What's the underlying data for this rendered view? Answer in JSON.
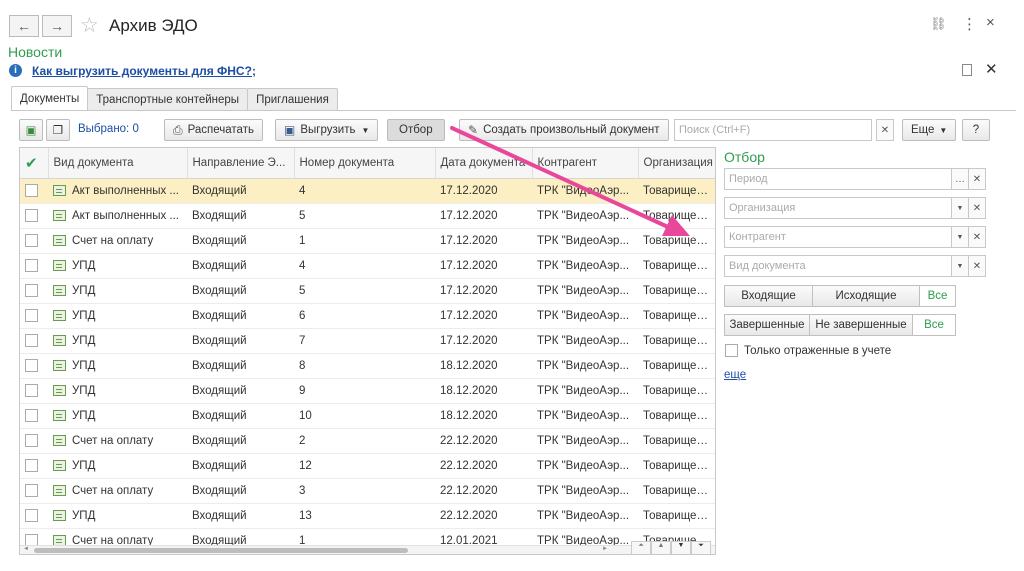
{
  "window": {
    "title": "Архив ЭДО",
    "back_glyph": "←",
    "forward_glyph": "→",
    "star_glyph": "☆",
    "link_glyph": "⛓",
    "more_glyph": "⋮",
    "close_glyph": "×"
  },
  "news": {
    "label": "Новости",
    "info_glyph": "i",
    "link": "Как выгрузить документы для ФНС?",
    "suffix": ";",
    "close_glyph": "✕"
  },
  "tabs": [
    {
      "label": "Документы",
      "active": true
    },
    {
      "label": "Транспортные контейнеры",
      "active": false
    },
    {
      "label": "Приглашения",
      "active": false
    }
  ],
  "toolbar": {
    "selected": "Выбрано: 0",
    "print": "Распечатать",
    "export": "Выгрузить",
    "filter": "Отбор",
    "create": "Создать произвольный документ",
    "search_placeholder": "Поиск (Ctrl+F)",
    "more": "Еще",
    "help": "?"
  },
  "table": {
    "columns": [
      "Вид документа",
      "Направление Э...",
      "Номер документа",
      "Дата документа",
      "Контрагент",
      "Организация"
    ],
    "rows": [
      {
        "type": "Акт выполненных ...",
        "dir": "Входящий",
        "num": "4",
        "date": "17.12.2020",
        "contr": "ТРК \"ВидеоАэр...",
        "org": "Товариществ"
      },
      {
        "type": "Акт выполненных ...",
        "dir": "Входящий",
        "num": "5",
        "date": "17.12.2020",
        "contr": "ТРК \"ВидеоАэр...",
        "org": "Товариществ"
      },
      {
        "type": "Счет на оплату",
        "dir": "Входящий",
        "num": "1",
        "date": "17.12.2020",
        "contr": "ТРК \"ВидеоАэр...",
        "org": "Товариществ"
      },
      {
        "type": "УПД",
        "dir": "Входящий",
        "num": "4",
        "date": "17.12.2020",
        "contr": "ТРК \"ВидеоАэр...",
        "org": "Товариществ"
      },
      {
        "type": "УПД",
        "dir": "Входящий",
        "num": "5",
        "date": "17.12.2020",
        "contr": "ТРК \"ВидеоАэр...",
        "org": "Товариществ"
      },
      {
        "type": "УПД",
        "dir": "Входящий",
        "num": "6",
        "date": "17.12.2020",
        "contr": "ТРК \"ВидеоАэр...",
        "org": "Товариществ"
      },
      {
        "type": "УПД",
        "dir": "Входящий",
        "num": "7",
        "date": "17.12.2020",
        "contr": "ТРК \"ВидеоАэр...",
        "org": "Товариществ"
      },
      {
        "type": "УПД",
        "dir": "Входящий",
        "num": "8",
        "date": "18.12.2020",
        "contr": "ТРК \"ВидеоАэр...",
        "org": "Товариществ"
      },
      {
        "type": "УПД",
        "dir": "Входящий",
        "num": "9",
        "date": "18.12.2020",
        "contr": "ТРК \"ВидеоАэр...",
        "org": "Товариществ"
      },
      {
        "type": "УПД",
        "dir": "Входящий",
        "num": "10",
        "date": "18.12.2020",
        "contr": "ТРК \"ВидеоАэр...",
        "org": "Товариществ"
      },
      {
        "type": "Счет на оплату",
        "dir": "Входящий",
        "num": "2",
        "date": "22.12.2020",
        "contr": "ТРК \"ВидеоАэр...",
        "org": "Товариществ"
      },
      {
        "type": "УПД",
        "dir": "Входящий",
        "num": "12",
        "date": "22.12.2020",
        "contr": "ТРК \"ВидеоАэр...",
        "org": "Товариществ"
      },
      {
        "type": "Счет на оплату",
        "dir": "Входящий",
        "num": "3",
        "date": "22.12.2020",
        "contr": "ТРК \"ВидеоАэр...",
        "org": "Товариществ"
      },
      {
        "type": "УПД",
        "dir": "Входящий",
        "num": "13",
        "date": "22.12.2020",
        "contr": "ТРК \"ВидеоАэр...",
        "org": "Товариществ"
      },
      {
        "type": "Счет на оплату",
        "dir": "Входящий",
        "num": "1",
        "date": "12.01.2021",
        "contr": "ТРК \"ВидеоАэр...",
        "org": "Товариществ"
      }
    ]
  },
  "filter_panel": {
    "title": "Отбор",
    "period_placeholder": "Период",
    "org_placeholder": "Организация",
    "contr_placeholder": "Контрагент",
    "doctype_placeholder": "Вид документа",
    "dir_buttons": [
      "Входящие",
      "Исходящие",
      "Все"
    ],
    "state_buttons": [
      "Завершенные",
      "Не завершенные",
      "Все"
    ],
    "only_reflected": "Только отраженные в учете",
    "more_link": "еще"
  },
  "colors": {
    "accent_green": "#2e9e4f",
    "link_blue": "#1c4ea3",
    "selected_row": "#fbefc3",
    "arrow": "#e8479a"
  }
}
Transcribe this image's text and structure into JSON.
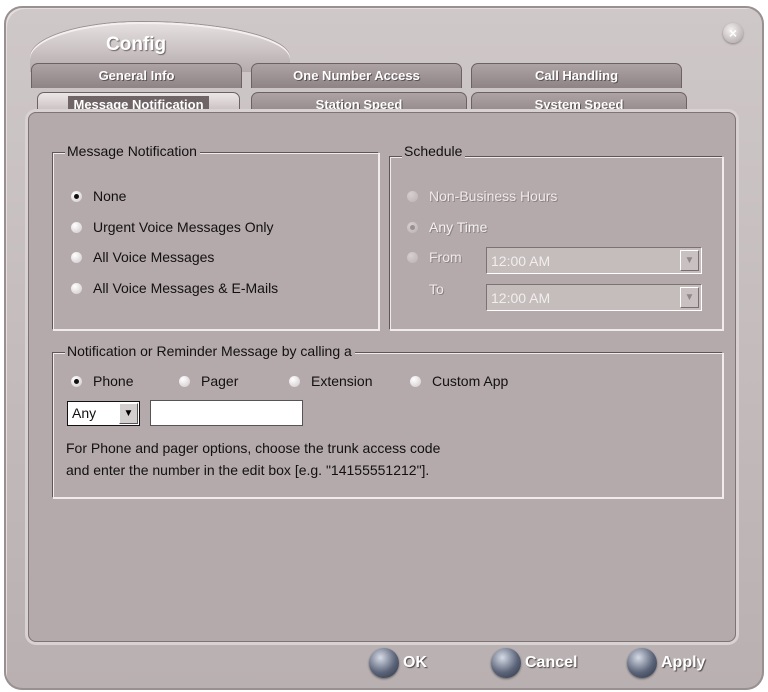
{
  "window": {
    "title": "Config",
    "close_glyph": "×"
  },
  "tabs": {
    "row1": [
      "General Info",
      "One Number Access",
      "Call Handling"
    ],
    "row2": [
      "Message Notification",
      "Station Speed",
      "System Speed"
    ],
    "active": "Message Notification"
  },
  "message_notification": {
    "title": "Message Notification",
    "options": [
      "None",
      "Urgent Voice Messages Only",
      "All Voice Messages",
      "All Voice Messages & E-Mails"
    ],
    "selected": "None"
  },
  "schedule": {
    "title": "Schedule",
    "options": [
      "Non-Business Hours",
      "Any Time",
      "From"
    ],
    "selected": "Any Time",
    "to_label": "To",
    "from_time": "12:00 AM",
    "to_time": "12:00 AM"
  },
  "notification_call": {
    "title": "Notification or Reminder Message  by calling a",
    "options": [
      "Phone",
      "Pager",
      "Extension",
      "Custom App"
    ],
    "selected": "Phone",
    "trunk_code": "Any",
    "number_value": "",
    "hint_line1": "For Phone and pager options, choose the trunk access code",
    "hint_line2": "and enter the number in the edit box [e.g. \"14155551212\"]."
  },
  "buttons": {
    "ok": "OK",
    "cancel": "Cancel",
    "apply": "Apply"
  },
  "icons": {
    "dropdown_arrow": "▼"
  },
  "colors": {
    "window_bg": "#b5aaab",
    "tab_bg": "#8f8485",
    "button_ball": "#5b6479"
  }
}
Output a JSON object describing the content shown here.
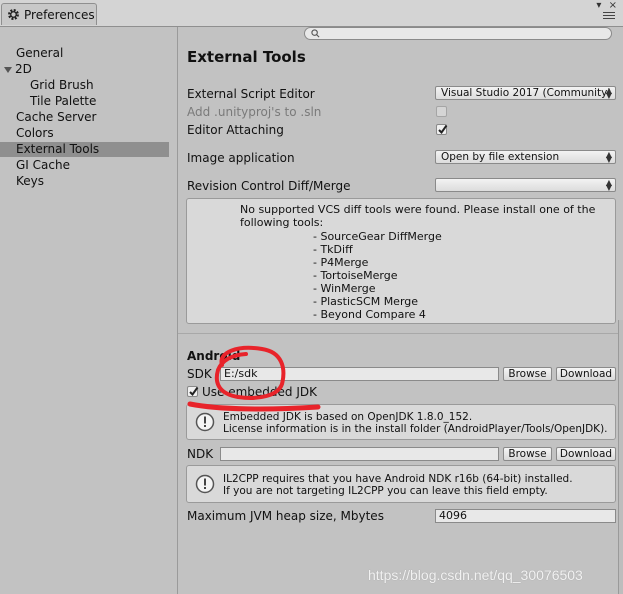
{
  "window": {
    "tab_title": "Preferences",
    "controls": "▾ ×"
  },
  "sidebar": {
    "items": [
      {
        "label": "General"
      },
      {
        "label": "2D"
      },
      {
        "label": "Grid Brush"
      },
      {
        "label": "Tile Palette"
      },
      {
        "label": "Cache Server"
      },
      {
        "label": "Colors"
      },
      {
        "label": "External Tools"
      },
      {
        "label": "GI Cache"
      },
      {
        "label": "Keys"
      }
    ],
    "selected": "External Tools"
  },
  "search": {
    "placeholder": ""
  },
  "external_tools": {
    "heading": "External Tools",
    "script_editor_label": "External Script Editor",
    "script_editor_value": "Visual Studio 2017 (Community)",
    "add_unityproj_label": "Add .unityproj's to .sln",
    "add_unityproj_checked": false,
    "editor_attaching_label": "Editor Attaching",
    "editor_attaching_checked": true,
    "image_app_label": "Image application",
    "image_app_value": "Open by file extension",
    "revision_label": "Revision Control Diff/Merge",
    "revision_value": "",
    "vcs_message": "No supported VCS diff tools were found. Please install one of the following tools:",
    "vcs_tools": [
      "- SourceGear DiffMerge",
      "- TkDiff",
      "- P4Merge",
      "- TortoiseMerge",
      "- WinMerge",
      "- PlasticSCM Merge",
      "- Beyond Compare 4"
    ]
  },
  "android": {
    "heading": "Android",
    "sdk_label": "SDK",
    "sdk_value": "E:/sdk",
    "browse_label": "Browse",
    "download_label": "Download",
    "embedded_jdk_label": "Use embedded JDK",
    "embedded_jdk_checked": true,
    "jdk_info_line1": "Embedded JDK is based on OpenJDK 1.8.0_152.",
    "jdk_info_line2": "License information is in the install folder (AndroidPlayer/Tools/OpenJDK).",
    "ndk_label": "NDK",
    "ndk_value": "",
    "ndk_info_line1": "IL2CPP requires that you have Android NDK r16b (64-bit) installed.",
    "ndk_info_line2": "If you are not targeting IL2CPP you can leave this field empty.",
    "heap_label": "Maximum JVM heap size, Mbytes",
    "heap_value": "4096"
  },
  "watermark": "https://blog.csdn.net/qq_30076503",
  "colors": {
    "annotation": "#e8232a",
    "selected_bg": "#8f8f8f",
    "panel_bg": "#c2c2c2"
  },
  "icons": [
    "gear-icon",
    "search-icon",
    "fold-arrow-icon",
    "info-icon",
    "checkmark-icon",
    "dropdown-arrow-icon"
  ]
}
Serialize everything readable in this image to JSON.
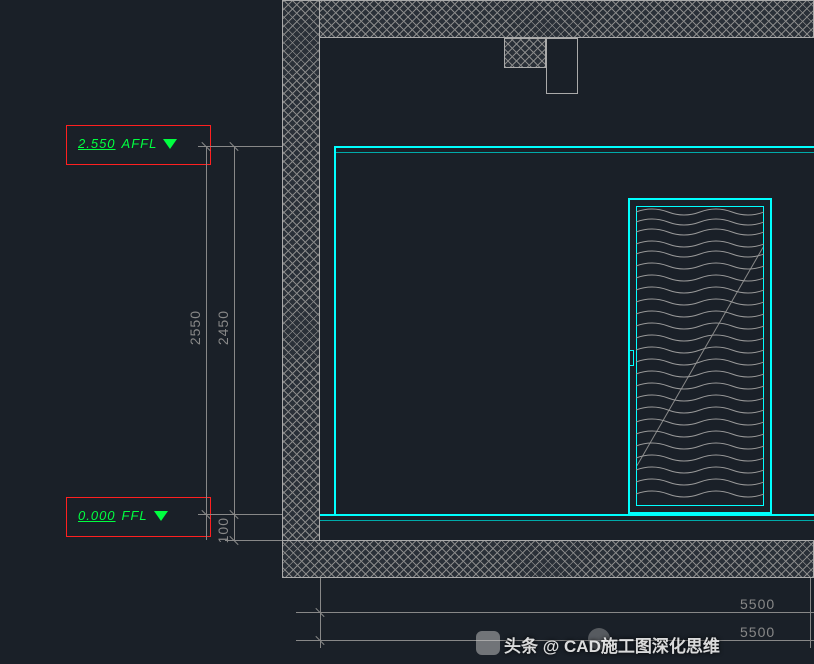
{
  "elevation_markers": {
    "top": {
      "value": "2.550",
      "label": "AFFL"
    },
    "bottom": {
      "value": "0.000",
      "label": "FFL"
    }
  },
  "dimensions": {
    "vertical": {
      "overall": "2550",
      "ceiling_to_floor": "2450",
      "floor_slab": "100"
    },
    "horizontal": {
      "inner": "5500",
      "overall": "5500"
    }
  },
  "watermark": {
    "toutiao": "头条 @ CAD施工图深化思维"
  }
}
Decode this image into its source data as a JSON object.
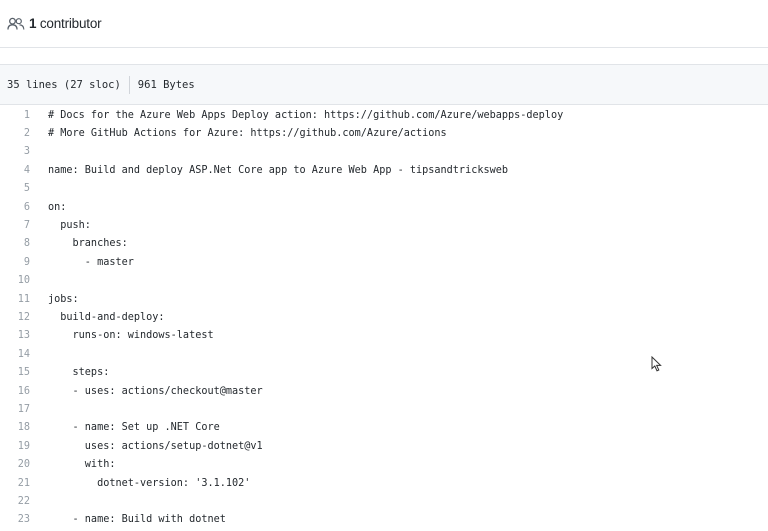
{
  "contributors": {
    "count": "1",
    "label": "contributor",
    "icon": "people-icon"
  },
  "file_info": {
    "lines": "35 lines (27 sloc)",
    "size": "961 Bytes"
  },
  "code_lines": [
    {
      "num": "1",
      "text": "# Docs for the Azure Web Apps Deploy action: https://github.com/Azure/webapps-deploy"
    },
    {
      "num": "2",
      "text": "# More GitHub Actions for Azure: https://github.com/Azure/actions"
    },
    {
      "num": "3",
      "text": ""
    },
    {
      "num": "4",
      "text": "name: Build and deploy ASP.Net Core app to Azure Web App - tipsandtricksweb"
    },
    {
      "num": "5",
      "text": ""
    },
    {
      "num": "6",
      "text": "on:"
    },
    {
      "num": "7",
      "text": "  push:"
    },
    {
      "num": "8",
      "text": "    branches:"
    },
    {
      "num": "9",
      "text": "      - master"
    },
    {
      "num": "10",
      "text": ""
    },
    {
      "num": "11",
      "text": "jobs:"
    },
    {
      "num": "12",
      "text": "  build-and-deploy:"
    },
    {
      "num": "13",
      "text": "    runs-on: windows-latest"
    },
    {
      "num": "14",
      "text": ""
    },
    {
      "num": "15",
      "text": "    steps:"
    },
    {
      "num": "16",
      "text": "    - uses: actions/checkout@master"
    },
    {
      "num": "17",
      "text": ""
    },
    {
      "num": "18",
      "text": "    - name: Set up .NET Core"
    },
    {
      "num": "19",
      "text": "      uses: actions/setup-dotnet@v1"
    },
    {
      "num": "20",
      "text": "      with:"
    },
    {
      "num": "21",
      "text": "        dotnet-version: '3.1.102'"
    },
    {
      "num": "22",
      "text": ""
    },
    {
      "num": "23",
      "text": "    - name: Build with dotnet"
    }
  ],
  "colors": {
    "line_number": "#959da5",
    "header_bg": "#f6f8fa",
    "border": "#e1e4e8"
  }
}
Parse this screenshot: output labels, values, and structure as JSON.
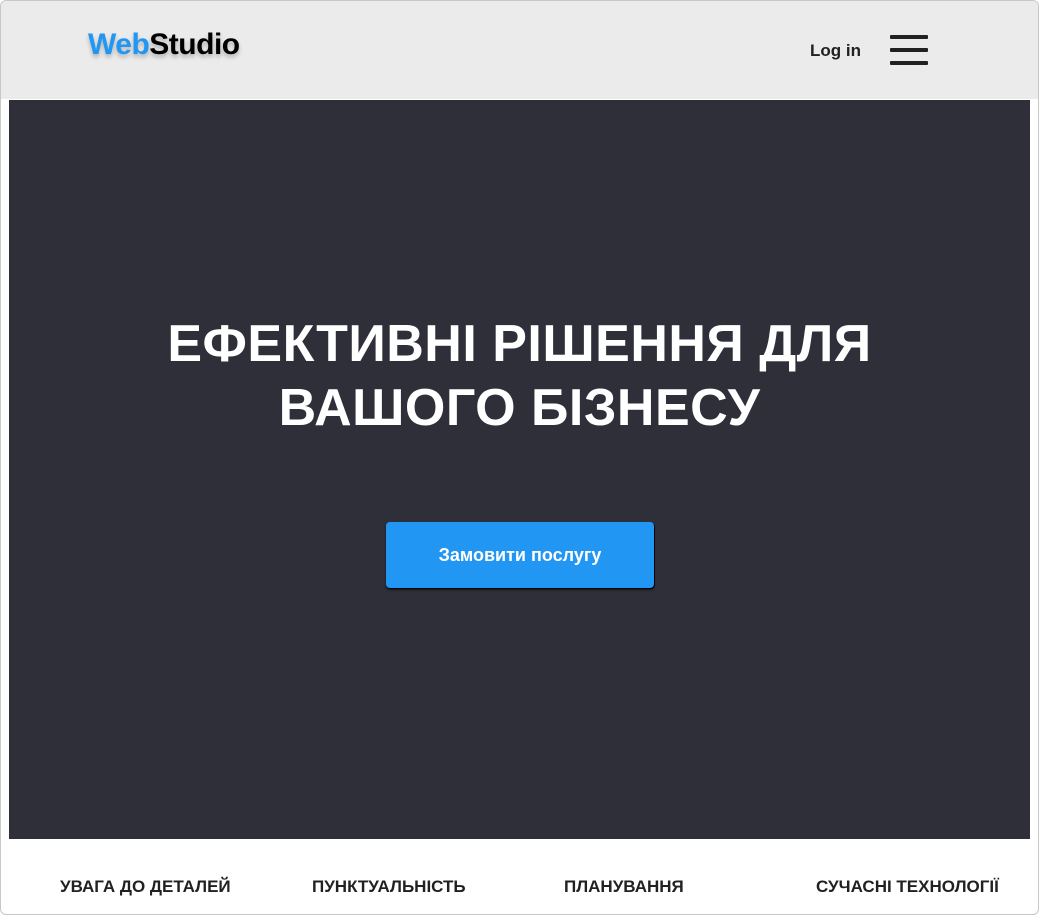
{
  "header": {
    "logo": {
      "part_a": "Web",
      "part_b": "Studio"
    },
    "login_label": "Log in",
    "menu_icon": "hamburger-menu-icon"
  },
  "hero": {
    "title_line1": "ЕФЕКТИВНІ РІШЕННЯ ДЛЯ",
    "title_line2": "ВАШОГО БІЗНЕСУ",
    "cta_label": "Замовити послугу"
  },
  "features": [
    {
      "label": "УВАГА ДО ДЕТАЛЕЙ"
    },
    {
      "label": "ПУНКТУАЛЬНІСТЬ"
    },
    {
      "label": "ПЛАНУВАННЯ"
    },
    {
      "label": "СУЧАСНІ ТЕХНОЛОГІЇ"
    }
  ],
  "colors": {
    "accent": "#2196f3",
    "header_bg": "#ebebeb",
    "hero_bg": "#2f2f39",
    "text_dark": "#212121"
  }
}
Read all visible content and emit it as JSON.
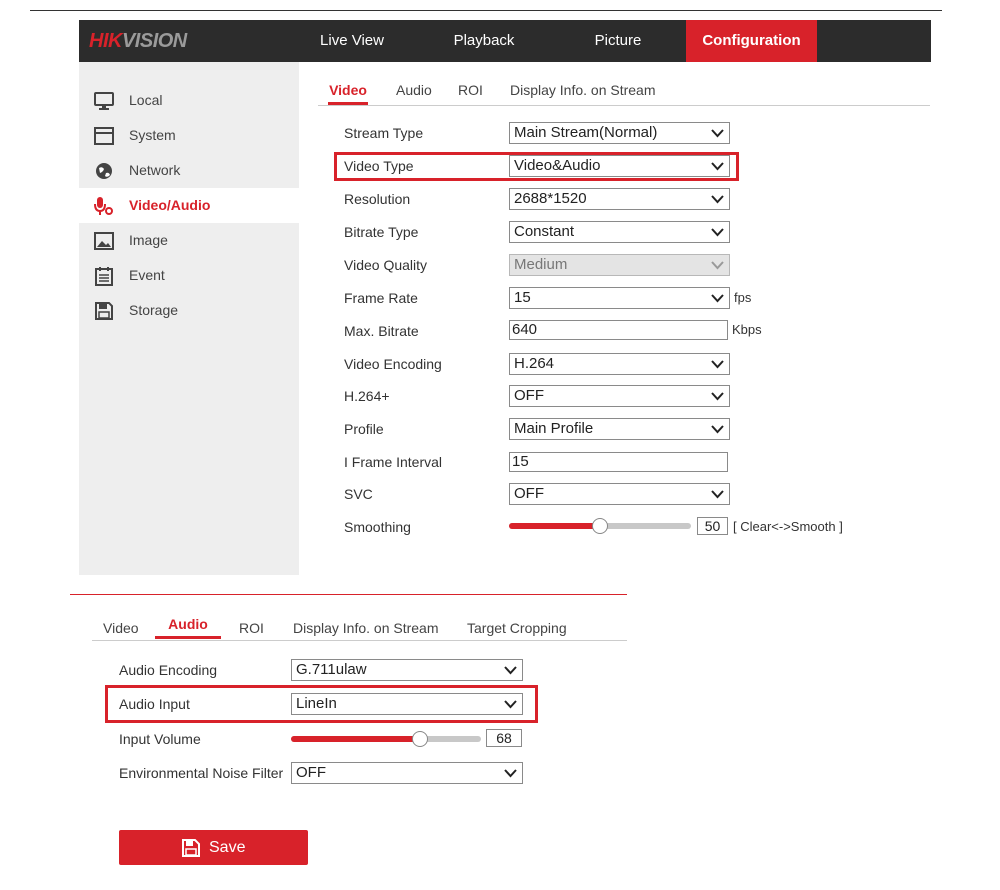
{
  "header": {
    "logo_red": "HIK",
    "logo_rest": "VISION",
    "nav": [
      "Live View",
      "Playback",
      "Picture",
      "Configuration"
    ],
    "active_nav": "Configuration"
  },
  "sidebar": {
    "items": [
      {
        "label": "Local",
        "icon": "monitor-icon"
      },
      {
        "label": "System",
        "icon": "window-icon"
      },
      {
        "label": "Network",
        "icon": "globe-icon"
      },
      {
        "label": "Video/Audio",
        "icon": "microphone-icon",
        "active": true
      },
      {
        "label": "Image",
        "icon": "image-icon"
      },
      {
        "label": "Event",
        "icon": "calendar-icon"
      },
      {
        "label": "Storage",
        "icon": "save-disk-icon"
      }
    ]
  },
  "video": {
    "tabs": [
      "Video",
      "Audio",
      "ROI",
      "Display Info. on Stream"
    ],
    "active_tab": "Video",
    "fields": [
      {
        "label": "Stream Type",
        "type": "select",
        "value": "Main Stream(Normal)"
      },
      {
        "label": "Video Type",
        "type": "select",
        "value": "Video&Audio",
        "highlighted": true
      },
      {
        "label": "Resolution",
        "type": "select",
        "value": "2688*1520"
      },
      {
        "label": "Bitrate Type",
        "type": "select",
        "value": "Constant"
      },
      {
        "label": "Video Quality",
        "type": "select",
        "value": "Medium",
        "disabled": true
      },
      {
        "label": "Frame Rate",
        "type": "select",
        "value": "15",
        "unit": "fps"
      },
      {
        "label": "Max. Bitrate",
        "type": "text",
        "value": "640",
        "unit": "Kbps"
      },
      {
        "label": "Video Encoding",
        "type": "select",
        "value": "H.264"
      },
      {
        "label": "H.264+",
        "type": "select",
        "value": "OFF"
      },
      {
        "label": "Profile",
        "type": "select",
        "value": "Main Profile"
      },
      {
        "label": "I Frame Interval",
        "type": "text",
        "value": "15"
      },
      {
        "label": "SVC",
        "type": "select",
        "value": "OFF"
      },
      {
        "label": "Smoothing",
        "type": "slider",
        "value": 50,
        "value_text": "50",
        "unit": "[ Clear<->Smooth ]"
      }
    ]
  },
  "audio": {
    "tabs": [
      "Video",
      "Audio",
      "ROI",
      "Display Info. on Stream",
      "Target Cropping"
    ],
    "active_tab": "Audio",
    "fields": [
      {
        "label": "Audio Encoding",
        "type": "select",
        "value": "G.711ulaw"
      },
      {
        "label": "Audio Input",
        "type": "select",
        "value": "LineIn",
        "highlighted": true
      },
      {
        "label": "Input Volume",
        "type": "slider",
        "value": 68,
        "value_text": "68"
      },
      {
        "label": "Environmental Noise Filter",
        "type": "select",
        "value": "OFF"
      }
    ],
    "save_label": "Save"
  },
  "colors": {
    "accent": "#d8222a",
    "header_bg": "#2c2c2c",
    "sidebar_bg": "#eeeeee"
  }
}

## Task objective
From the data, list each line in which the string "Bitrate" appears.

## Solution below
        "label": "Bitrate Type",
        "label": "Max. Bitrate",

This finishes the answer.